Stored data:

▬▬▬▬▬▬

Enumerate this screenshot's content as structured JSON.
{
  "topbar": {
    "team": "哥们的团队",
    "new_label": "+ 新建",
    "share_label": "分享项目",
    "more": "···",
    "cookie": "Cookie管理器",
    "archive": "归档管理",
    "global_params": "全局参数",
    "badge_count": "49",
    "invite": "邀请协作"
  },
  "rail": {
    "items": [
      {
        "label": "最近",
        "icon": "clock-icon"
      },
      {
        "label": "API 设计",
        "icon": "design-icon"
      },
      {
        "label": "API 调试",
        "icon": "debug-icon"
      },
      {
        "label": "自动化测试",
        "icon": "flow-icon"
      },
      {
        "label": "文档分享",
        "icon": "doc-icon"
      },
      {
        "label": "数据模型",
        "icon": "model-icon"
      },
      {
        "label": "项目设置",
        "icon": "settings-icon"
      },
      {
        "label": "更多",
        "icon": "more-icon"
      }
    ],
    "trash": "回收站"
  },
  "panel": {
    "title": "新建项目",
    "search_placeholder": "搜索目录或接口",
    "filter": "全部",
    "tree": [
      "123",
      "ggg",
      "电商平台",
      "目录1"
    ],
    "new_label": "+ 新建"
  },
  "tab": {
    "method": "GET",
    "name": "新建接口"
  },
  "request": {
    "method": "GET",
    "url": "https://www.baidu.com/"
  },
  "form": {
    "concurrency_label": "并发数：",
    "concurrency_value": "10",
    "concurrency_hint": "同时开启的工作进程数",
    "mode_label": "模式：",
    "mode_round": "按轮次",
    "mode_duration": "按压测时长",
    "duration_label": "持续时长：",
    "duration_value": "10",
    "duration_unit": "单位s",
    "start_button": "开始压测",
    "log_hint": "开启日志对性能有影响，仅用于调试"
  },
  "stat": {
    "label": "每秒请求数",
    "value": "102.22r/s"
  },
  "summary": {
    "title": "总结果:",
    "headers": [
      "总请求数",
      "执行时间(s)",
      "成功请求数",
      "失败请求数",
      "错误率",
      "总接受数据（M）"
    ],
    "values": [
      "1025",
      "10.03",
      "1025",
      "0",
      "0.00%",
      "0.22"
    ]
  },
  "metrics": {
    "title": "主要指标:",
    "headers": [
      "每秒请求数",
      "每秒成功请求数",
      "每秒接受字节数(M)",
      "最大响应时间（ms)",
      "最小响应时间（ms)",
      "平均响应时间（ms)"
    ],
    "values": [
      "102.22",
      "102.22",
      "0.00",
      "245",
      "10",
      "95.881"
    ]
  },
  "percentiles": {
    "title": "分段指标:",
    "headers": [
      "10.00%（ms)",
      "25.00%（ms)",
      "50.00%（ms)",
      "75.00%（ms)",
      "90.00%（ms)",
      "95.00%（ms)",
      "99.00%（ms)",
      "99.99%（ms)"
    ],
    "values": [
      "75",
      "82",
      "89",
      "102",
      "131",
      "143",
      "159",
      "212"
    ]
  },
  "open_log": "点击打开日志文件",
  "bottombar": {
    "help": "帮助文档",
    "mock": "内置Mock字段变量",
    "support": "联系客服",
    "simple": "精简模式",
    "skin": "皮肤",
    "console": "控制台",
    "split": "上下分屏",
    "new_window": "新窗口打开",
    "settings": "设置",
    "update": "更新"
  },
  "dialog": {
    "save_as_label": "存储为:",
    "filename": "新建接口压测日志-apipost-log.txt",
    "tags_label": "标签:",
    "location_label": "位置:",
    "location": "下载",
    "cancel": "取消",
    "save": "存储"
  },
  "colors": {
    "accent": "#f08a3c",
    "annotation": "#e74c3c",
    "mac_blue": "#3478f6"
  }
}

▬▬▬▬▬▬

[PROBLEM]: Collect each line holding the string "title".

[SOLUTION TO THE PROBLEM]:
    "title": "新建项目",
    "title": "总结果:",
    "title": "主要指标:",
    "title": "分段指标:",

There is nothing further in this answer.